**Given request**
In your copy, include every line of the listing below exactly but none of the pictures.

— start Extracted data —

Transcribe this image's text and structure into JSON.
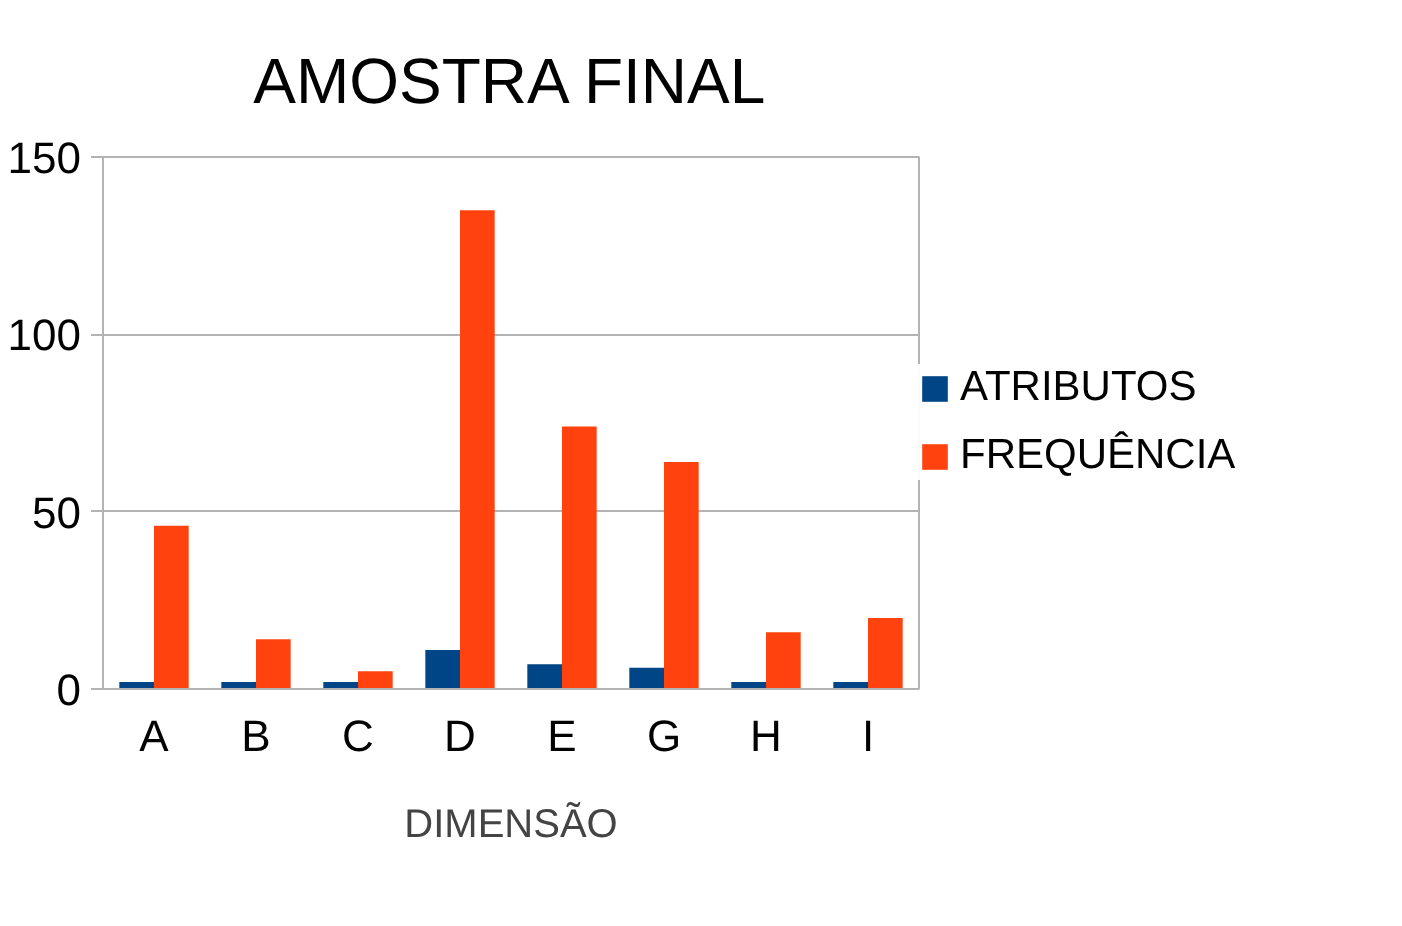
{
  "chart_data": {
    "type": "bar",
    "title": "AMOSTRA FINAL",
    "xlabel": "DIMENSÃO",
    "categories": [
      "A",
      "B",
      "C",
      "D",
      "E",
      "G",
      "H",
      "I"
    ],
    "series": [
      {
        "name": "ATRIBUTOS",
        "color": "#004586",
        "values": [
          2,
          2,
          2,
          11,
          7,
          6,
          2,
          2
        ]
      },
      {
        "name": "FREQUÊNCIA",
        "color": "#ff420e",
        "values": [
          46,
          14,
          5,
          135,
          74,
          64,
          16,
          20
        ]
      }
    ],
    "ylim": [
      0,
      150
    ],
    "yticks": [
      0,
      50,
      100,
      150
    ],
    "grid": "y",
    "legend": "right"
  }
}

— end Extracted data —

**Written response**
Transcribe this image's text and structure into JSON.
{
  "chart_data": {
    "type": "bar",
    "title": "AMOSTRA FINAL",
    "xlabel": "DIMENSÃO",
    "categories": [
      "A",
      "B",
      "C",
      "D",
      "E",
      "G",
      "H",
      "I"
    ],
    "series": [
      {
        "name": "ATRIBUTOS",
        "color": "#004586",
        "values": [
          2,
          2,
          2,
          11,
          7,
          6,
          2,
          2
        ]
      },
      {
        "name": "FREQUÊNCIA",
        "color": "#ff420e",
        "values": [
          46,
          14,
          5,
          135,
          74,
          64,
          16,
          20
        ]
      }
    ],
    "ylim": [
      0,
      150
    ],
    "yticks": [
      0,
      50,
      100,
      150
    ],
    "grid": "y",
    "legend": "right"
  }
}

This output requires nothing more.